── DATA LINES

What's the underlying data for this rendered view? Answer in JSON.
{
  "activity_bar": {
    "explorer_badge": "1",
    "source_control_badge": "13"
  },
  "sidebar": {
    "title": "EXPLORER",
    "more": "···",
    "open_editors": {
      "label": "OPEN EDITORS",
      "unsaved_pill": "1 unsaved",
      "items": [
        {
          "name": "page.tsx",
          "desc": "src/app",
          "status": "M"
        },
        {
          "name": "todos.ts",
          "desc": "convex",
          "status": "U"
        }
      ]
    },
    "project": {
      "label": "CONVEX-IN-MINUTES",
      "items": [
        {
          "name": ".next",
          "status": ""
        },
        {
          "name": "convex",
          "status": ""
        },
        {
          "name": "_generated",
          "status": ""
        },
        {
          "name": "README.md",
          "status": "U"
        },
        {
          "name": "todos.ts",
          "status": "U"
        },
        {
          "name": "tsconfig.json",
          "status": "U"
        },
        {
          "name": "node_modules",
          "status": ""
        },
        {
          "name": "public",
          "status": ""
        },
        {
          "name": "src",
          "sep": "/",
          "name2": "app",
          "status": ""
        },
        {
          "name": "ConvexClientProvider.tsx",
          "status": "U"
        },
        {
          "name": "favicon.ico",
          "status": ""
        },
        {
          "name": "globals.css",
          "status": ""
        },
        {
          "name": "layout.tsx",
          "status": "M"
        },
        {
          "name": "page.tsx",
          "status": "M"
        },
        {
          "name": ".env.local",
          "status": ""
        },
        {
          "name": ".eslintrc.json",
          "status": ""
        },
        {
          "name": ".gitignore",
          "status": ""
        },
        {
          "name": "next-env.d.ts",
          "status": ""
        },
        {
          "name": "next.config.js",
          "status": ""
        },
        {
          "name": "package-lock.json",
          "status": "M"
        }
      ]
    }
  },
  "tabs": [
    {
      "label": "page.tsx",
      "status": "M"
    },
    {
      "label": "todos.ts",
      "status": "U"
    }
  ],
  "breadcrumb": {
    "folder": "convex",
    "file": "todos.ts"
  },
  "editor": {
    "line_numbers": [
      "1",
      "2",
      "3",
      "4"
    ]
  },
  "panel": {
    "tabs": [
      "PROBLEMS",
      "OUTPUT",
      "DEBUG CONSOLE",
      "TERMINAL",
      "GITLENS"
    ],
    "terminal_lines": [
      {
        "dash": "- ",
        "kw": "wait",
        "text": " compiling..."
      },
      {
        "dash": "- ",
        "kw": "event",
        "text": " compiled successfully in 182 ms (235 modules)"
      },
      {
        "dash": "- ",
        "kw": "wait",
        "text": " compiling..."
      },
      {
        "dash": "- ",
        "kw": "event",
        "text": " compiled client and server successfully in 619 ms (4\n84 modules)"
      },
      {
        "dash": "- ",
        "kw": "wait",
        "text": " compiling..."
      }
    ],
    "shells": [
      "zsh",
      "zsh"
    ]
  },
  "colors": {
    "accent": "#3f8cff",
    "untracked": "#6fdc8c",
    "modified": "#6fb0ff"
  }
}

────

Give the number of lines above that hold the word "label", and nothing more.

_OUTPUT FOR THIS EXERCISE:_
4